Transcribe the data in full and exactly, omitting any pictures.

GIVEN INFORMATION:
┏━━

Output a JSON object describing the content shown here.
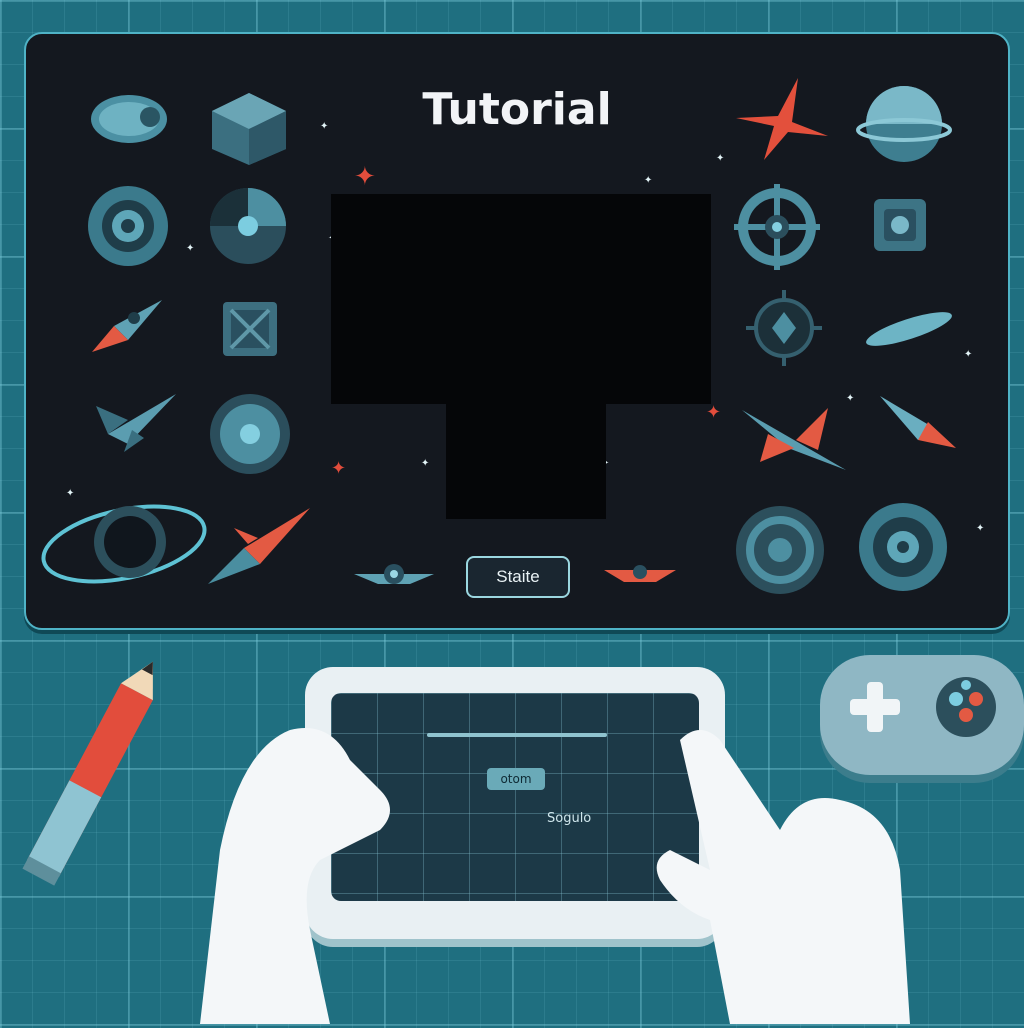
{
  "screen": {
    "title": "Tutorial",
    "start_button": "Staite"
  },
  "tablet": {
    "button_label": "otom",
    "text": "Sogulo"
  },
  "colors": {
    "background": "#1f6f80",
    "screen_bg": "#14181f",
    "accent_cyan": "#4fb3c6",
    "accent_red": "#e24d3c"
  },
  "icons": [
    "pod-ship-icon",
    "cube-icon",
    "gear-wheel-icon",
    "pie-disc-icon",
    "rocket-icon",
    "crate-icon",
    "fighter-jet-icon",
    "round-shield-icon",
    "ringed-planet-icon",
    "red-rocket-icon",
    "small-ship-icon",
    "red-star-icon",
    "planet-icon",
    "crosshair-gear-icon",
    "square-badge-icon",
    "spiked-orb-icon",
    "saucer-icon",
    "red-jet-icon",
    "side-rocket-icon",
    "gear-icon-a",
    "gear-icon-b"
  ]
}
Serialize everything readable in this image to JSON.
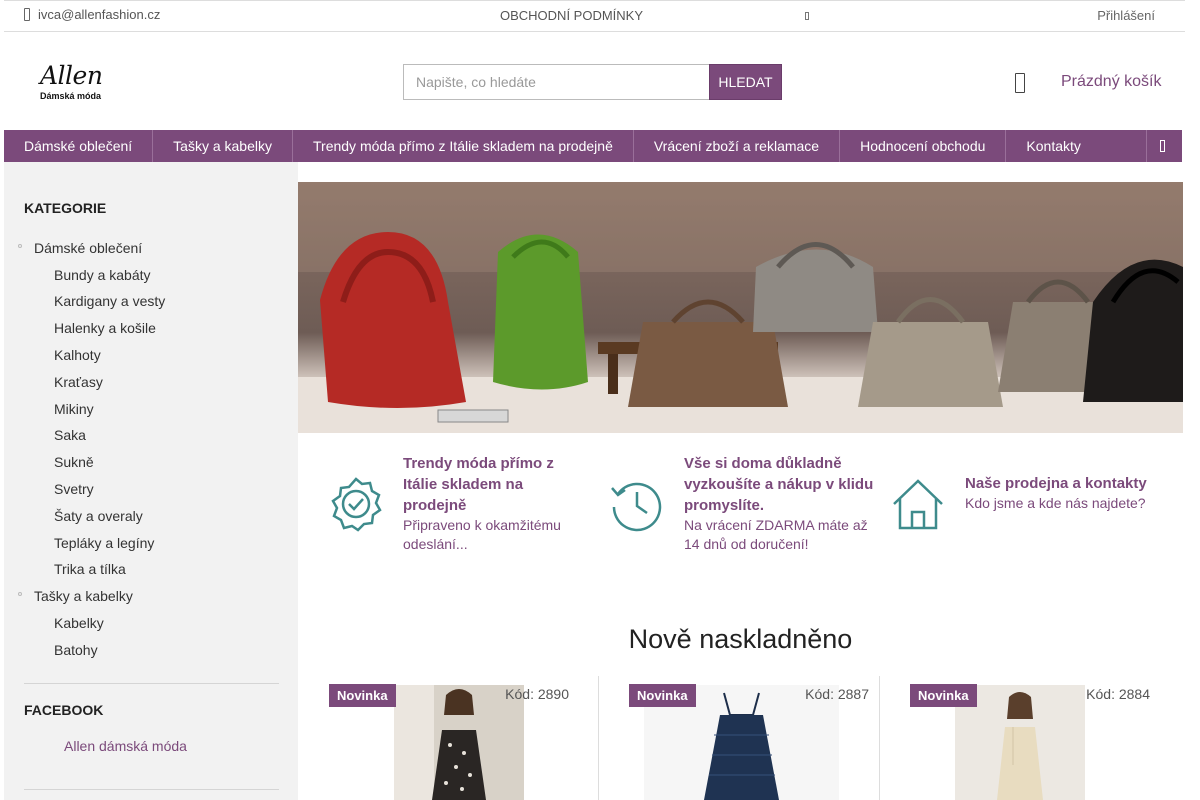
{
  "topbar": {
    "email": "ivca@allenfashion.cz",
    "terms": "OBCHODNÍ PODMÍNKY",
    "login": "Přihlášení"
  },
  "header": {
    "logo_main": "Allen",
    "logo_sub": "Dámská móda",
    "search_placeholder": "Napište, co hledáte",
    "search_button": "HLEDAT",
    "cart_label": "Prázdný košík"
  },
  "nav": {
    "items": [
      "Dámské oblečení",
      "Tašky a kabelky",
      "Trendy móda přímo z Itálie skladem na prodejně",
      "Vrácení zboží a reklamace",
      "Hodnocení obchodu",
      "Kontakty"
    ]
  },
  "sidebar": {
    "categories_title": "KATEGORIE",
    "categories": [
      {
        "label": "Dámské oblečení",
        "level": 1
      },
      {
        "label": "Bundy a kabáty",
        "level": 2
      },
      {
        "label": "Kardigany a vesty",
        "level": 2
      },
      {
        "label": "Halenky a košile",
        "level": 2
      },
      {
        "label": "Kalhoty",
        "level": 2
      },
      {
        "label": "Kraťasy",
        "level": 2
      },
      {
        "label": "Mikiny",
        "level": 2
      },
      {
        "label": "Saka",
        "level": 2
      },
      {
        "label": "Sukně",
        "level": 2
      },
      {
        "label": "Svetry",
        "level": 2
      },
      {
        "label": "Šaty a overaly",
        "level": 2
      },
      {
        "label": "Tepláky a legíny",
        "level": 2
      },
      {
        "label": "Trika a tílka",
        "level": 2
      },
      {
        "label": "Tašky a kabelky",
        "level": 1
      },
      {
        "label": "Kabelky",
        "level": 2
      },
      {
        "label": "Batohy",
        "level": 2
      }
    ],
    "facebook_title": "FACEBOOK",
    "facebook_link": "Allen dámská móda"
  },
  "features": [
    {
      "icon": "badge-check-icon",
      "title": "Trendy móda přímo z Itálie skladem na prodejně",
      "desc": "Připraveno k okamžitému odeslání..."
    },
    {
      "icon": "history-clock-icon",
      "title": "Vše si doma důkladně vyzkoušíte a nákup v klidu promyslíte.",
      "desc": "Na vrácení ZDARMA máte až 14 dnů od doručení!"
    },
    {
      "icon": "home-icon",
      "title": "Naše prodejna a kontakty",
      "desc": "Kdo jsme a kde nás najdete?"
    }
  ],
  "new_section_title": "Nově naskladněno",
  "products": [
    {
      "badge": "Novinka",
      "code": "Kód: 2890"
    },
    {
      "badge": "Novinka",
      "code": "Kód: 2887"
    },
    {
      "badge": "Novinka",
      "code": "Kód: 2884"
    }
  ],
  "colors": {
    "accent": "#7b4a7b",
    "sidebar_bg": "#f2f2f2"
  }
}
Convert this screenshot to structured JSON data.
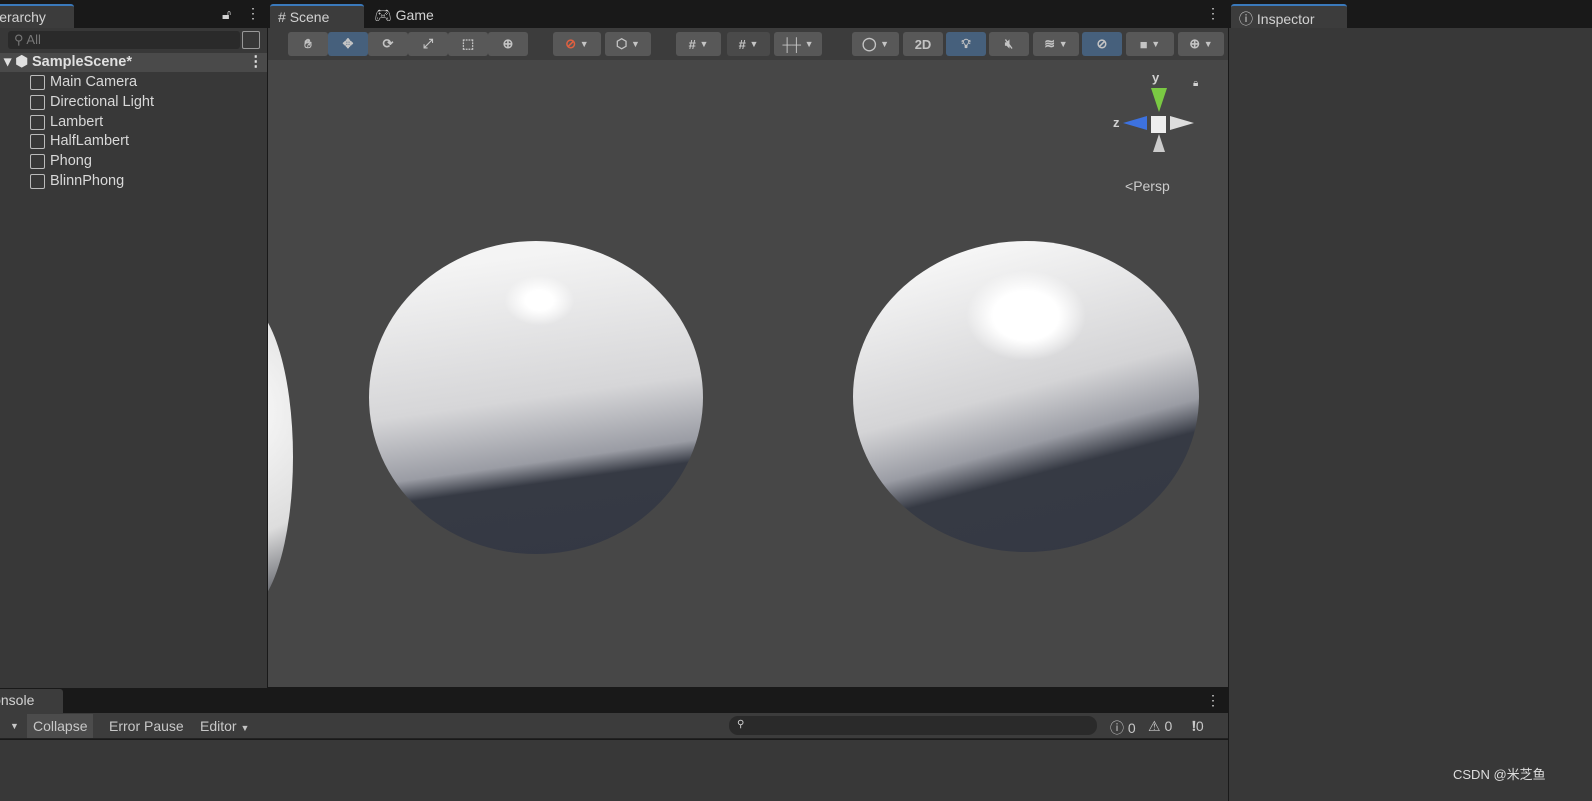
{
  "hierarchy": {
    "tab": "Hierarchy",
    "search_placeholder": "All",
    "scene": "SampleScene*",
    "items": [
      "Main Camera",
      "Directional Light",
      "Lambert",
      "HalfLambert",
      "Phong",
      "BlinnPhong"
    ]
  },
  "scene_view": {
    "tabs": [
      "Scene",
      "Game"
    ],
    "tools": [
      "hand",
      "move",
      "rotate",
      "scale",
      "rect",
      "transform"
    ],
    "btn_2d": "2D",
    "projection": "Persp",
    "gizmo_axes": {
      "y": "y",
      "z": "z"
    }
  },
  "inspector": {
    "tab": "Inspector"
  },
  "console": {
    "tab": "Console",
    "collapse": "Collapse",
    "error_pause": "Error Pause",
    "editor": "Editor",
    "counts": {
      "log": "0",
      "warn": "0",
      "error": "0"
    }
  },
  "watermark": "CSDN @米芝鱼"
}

┗━━

ANSWER TO THIS PROBLEM:
Output a JSON object describing the content shown here.
{
  "screen": {
    "title": "Tutorial",
    "start_button": "Staite"
  },
  "tablet": {
    "button_label": "otom",
    "text": "Sogulo"
  },
  "colors": {
    "background": "#1f6f80",
    "screen_bg": "#14181f",
    "accent_cyan": "#4fb3c6",
    "accent_red": "#e24d3c"
  },
  "icons": [
    "pod-ship-icon",
    "cube-icon",
    "gear-wheel-icon",
    "pie-disc-icon",
    "rocket-icon",
    "crate-icon",
    "fighter-jet-icon",
    "round-shield-icon",
    "ringed-planet-icon",
    "red-rocket-icon",
    "small-ship-icon",
    "red-star-icon",
    "planet-icon",
    "crosshair-gear-icon",
    "square-badge-icon",
    "spiked-orb-icon",
    "saucer-icon",
    "red-jet-icon",
    "side-rocket-icon",
    "gear-icon-a",
    "gear-icon-b"
  ]
}
Serialize everything readable in this image to JSON.
{
  "topbar": {
    "email": "ivca@allenfashion.cz",
    "terms": "OBCHODNÍ PODMÍNKY",
    "login": "Přihlášení"
  },
  "header": {
    "logo_main": "Allen",
    "logo_sub": "Dámská móda",
    "search_placeholder": "Napište, co hledáte",
    "search_button": "HLEDAT",
    "cart_label": "Prázdný košík"
  },
  "nav": {
    "items": [
      "Dámské oblečení",
      "Tašky a kabelky",
      "Trendy móda přímo z Itálie skladem na prodejně",
      "Vrácení zboží a reklamace",
      "Hodnocení obchodu",
      "Kontakty"
    ]
  },
  "sidebar": {
    "categories_title": "KATEGORIE",
    "categories": [
      {
        "label": "Dámské oblečení",
        "level": 1
      },
      {
        "label": "Bundy a kabáty",
        "level": 2
      },
      {
        "label": "Kardigany a vesty",
        "level": 2
      },
      {
        "label": "Halenky a košile",
        "level": 2
      },
      {
        "label": "Kalhoty",
        "level": 2
      },
      {
        "label": "Kraťasy",
        "level": 2
      },
      {
        "label": "Mikiny",
        "level": 2
      },
      {
        "label": "Saka",
        "level": 2
      },
      {
        "label": "Sukně",
        "level": 2
      },
      {
        "label": "Svetry",
        "level": 2
      },
      {
        "label": "Šaty a overaly",
        "level": 2
      },
      {
        "label": "Tepláky a legíny",
        "level": 2
      },
      {
        "label": "Trika a tílka",
        "level": 2
      },
      {
        "label": "Tašky a kabelky",
        "level": 1
      },
      {
        "label": "Kabelky",
        "level": 2
      },
      {
        "label": "Batohy",
        "level": 2
      }
    ],
    "facebook_title": "FACEBOOK",
    "facebook_link": "Allen dámská móda"
  },
  "features": [
    {
      "icon": "badge-check-icon",
      "title": "Trendy móda přímo z Itálie skladem na prodejně",
      "desc": "Připraveno k okamžitému odeslání..."
    },
    {
      "icon": "history-clock-icon",
      "title": "Vše si doma důkladně vyzkoušíte a nákup v klidu promyslíte.",
      "desc": "Na vrácení ZDARMA máte až 14 dnů od doručení!"
    },
    {
      "icon": "home-icon",
      "title": "Naše prodejna a kontakty",
      "desc": "Kdo jsme a kde nás najdete?"
    }
  ],
  "new_section_title": "Nově naskladněno",
  "products": [
    {
      "badge": "Novinka",
      "code": "Kód: 2890"
    },
    {
      "badge": "Novinka",
      "code": "Kód: 2887"
    },
    {
      "badge": "Novinka",
      "code": "Kód: 2884"
    }
  ],
  "colors": {
    "accent": "#7b4a7b",
    "sidebar_bg": "#f2f2f2"
  }
}
Convert this screenshot to structured JSON data.
{
  "hierarchy": {
    "tab": "Hierarchy",
    "search_placeholder": "All",
    "scene": "SampleScene*",
    "items": [
      "Main Camera",
      "Directional Light",
      "Lambert",
      "HalfLambert",
      "Phong",
      "BlinnPhong"
    ]
  },
  "scene_view": {
    "tabs": [
      "Scene",
      "Game"
    ],
    "tools": [
      "hand",
      "move",
      "rotate",
      "scale",
      "rect",
      "transform"
    ],
    "btn_2d": "2D",
    "projection": "Persp",
    "gizmo_axes": {
      "y": "y",
      "z": "z"
    }
  },
  "inspector": {
    "tab": "Inspector"
  },
  "console": {
    "tab": "Console",
    "collapse": "Collapse",
    "error_pause": "Error Pause",
    "editor": "Editor",
    "counts": {
      "log": "0",
      "warn": "0",
      "error": "0"
    }
  },
  "watermark": "CSDN @米芝鱼"
}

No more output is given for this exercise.